INSTRUCTIONS TO FOLLOW: Your task is to copy every line of this material exactly.
━━━
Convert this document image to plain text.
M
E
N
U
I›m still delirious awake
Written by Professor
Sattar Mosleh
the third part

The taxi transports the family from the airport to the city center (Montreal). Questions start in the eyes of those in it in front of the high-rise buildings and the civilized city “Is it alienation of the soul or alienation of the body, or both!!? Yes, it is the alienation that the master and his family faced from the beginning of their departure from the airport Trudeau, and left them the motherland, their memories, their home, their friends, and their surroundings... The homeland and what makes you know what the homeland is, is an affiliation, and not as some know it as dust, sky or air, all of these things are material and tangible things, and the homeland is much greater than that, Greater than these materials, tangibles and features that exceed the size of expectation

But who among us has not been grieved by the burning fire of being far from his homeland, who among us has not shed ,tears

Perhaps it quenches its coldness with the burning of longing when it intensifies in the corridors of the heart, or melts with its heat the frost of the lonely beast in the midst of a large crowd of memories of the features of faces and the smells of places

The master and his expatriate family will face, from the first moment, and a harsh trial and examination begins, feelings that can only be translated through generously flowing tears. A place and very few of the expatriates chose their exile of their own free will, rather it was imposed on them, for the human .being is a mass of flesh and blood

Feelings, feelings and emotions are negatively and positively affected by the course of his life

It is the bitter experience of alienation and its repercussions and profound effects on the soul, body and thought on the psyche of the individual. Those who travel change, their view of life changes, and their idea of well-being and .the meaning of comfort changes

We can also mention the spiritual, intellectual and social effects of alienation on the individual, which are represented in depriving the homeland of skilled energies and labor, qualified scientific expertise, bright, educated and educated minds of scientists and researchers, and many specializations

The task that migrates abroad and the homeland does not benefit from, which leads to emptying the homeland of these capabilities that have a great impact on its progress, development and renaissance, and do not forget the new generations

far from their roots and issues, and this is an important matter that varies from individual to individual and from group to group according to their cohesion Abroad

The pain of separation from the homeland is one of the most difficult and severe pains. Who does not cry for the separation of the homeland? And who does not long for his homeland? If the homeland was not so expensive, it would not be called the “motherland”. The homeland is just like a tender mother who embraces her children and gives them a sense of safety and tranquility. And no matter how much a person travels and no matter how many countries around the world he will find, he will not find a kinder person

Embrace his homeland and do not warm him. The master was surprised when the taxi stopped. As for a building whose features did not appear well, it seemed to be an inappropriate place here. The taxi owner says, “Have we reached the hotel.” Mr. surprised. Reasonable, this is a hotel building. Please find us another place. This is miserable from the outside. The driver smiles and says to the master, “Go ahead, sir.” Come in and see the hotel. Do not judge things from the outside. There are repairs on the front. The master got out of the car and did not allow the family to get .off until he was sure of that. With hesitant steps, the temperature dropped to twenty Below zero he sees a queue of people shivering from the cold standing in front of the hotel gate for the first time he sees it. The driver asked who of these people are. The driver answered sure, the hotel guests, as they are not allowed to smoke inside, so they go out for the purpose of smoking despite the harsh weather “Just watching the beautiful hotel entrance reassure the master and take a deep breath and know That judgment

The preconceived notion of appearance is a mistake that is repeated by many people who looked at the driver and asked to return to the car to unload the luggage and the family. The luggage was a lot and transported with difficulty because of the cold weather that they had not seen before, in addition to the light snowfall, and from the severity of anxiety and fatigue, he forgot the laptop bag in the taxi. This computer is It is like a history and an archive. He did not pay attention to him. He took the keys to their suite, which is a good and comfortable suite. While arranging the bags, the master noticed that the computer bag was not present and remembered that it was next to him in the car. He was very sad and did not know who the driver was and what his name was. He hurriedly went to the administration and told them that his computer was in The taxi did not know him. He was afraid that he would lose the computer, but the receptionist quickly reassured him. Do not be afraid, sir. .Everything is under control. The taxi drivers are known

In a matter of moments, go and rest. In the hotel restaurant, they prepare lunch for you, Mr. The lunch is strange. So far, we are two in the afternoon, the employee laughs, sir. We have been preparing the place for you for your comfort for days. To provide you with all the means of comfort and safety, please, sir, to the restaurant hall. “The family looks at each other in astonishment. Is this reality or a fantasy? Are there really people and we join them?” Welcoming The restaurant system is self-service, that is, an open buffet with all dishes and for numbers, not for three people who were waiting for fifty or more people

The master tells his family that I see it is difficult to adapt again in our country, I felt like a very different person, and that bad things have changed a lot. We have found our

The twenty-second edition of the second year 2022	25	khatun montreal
━━━
ANSWER TO THIS PROBLEM:
Convert this document image to plain text.
M
E
N
U
I›m still delirious awake
Written by Professor
Sattar Mosleh
the third part

The taxi transports the family from the airport to the city center (Montreal). Questions start in the eyes of those in it in front of the high-rise buildings and the civilized city “Is it alienation of the soul or alienation of the body, or both!!? Yes, it is the alienation that the master and his family faced from the beginning of their departure from the airport Trudeau, and left them the motherland, their memories, their home, their friends, and their surroundings... The homeland and what makes you know what the homeland is, is an affiliation, and not as some know it as dust, sky or air, all of these things are material and tangible things, and the homeland is much greater than that, Greater than these materials, tangibles and features that exceed the size of expectation

But who among us has not been grieved by the burning fire of being far from his homeland, who among us has not shed ,tears

Perhaps it quenches its coldness with the burning of longing when it intensifies in the corridors of the heart, or melts with its heat the frost of the lonely beast in the midst of a large crowd of memories of the features of faces and the smells of places

The master and his expatriate family will face, from the first moment, and a harsh trial and examination begins, feelings that can only be translated through generously flowing tears. A place and very few of the expatriates chose their exile of their own free will, rather it was imposed on them, for the human .being is a mass of flesh and blood

Feelings, feelings and emotions are negatively and positively affected by the course of his life

It is the bitter experience of alienation and its repercussions and profound effects on the soul, body and thought on the psyche of the individual. Those who travel change, their view of life changes, and their idea of well-being and .the meaning of comfort changes

We can also mention the spiritual, intellectual and social effects of alienation on the individual, which are represented in depriving the homeland of skilled energies and labor, qualified scientific expertise, bright, educated and educated minds of scientists and researchers, and many specializations

The task that migrates abroad and the homeland does not benefit from, which leads to emptying the homeland of these capabilities that have a great impact on its progress, development and renaissance, and do not forget the new generations

far from their roots and issues, and this is an important matter that varies from individual to individual and from group to group according to their cohesion Abroad

The pain of separation from the homeland is one of the most difficult and severe pains. Who does not cry for the separation of the homeland? And who does not long for his homeland? If the homeland was not so expensive, it would not be called the “motherland”. The homeland is just like a tender mother who embraces her children and gives them a sense of safety and tranquility. And no matter how much a person travels and no matter how many countries around the world he will find, he will not find a kinder person

Embrace his homeland and do not warm him. The master was surprised when the taxi stopped. As for a building whose features did not appear well, it seemed to be an inappropriate place here. The taxi owner says, “Have we reached the hotel.” Mr. surprised. Reasonable, this is a hotel building. Please find us another place. This is miserable from the outside. The driver smiles and says to the master, “Go ahead, sir.” Come in and see the hotel. Do not judge things from the outside. There are repairs on the front. The master got out of the car and did not allow the family to get .off until he was sure of that. With hesitant steps, the temperature dropped to twenty Below zero he sees a queue of people shivering from the cold standing in front of the hotel gate for the first time he sees it. The driver asked who of these people are. The driver answered sure, the hotel guests, as they are not allowed to smoke inside, so they go out for the purpose of smoking despite the harsh weather “Just watching the beautiful hotel entrance reassure the master and take a deep breath and know That judgment

The preconceived notion of appearance is a mistake that is repeated by many people who looked at the driver and asked to return to the car to unload the luggage and the family. The luggage was a lot and transported with difficulty because of the cold weather that they had not seen before, in addition to the light snowfall, and from the severity of anxiety and fatigue, he forgot the laptop bag in the taxi. This computer is It is like a history and an archive. He did not pay attention to him. He took the keys to their suite, which is a good and comfortable suite. While arranging the bags, the master noticed that the computer bag was not present and remembered that it was next to him in the car. He was very sad and did not know who the driver was and what his name was. He hurriedly went to the administration and told them that his computer was in The taxi did not know him. He was afraid that he would lose the computer, but the receptionist quickly reassured him. Do not be afraid, sir. .Everything is under control. The taxi drivers are known

In a matter of moments, go and rest. In the hotel restaurant, they prepare lunch for you, Mr. The lunch is strange. So far, we are two in the afternoon, the employee laughs, sir. We have been preparing the place for you for your comfort for days. To provide you with all the means of comfort and safety, please, sir, to the restaurant hall. “The family looks at each other in astonishment. Is this reality or a fantasy? Are there really people and we join them?” Welcoming The restaurant system is self-service, that is, an open buffet with all dishes and for numbers, not for three people who were waiting for fifty or more people

The master tells his family that I see it is difficult to adapt again in our country, I felt like a very different person, and that bad things have changed a lot. We have found our

The twenty-second edition of the second year 2022	25	khatun montreal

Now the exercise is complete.